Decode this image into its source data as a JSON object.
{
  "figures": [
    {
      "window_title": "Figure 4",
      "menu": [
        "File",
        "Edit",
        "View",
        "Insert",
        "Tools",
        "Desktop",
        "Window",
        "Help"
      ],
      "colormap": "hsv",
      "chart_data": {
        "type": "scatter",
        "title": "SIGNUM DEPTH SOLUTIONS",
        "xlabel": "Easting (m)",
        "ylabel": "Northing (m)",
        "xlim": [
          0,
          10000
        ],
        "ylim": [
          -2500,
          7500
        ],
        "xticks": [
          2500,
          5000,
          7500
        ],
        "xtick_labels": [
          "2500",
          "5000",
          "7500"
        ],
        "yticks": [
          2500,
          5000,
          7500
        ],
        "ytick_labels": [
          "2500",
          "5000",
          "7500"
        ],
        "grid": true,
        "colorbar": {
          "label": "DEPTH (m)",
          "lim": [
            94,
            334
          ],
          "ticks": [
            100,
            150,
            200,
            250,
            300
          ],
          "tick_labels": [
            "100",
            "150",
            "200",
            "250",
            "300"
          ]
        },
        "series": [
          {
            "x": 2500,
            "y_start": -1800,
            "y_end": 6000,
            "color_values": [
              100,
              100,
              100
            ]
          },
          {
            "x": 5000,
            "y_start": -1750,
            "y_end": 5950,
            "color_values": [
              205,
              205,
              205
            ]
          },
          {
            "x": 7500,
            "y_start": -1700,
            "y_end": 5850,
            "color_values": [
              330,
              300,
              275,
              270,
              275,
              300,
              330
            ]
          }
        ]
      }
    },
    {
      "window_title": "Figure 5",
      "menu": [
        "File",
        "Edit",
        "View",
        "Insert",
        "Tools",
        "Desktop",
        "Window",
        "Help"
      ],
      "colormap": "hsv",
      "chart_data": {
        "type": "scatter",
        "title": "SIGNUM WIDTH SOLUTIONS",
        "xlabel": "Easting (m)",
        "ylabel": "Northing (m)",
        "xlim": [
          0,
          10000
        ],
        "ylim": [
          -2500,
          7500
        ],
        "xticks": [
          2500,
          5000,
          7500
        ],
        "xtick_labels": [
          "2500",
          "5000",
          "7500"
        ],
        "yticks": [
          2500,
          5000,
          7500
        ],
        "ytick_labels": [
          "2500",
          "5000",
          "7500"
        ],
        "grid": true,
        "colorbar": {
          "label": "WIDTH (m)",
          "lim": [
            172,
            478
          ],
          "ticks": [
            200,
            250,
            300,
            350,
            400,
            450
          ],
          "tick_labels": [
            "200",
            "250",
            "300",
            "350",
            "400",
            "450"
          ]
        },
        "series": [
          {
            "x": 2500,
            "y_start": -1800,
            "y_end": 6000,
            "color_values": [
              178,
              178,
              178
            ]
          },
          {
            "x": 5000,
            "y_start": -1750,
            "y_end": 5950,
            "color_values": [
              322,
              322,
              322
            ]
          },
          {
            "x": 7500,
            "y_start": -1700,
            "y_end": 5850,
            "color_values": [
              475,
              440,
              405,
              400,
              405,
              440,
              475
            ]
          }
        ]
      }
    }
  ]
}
+---+
Repeat the material in full, exactly as it stands.

> [Result for this task]
Decode this image into its source data as a JSON object.
{
  "figures": [
    {
      "window_title": "Figure 4",
      "menu": [
        "File",
        "Edit",
        "View",
        "Insert",
        "Tools",
        "Desktop",
        "Window",
        "Help"
      ],
      "colormap": "hsv",
      "chart_data": {
        "type": "scatter",
        "title": "SIGNUM DEPTH SOLUTIONS",
        "xlabel": "Easting (m)",
        "ylabel": "Northing (m)",
        "xlim": [
          0,
          10000
        ],
        "ylim": [
          -2500,
          7500
        ],
        "xticks": [
          2500,
          5000,
          7500
        ],
        "xtick_labels": [
          "2500",
          "5000",
          "7500"
        ],
        "yticks": [
          2500,
          5000,
          7500
        ],
        "ytick_labels": [
          "2500",
          "5000",
          "7500"
        ],
        "grid": true,
        "colorbar": {
          "label": "DEPTH (m)",
          "lim": [
            94,
            334
          ],
          "ticks": [
            100,
            150,
            200,
            250,
            300
          ],
          "tick_labels": [
            "100",
            "150",
            "200",
            "250",
            "300"
          ]
        },
        "series": [
          {
            "x": 2500,
            "y_start": -1800,
            "y_end": 6000,
            "color_values": [
              100,
              100,
              100
            ]
          },
          {
            "x": 5000,
            "y_start": -1750,
            "y_end": 5950,
            "color_values": [
              205,
              205,
              205
            ]
          },
          {
            "x": 7500,
            "y_start": -1700,
            "y_end": 5850,
            "color_values": [
              330,
              300,
              275,
              270,
              275,
              300,
              330
            ]
          }
        ]
      }
    },
    {
      "window_title": "Figure 5",
      "menu": [
        "File",
        "Edit",
        "View",
        "Insert",
        "Tools",
        "Desktop",
        "Window",
        "Help"
      ],
      "colormap": "hsv",
      "chart_data": {
        "type": "scatter",
        "title": "SIGNUM WIDTH SOLUTIONS",
        "xlabel": "Easting (m)",
        "ylabel": "Northing (m)",
        "xlim": [
          0,
          10000
        ],
        "ylim": [
          -2500,
          7500
        ],
        "xticks": [
          2500,
          5000,
          7500
        ],
        "xtick_labels": [
          "2500",
          "5000",
          "7500"
        ],
        "yticks": [
          2500,
          5000,
          7500
        ],
        "ytick_labels": [
          "2500",
          "5000",
          "7500"
        ],
        "grid": true,
        "colorbar": {
          "label": "WIDTH (m)",
          "lim": [
            172,
            478
          ],
          "ticks": [
            200,
            250,
            300,
            350,
            400,
            450
          ],
          "tick_labels": [
            "200",
            "250",
            "300",
            "350",
            "400",
            "450"
          ]
        },
        "series": [
          {
            "x": 2500,
            "y_start": -1800,
            "y_end": 6000,
            "color_values": [
              178,
              178,
              178
            ]
          },
          {
            "x": 5000,
            "y_start": -1750,
            "y_end": 5950,
            "color_values": [
              322,
              322,
              322
            ]
          },
          {
            "x": 7500,
            "y_start": -1700,
            "y_end": 5850,
            "color_values": [
              475,
              440,
              405,
              400,
              405,
              440,
              475
            ]
          }
        ]
      }
    }
  ]
}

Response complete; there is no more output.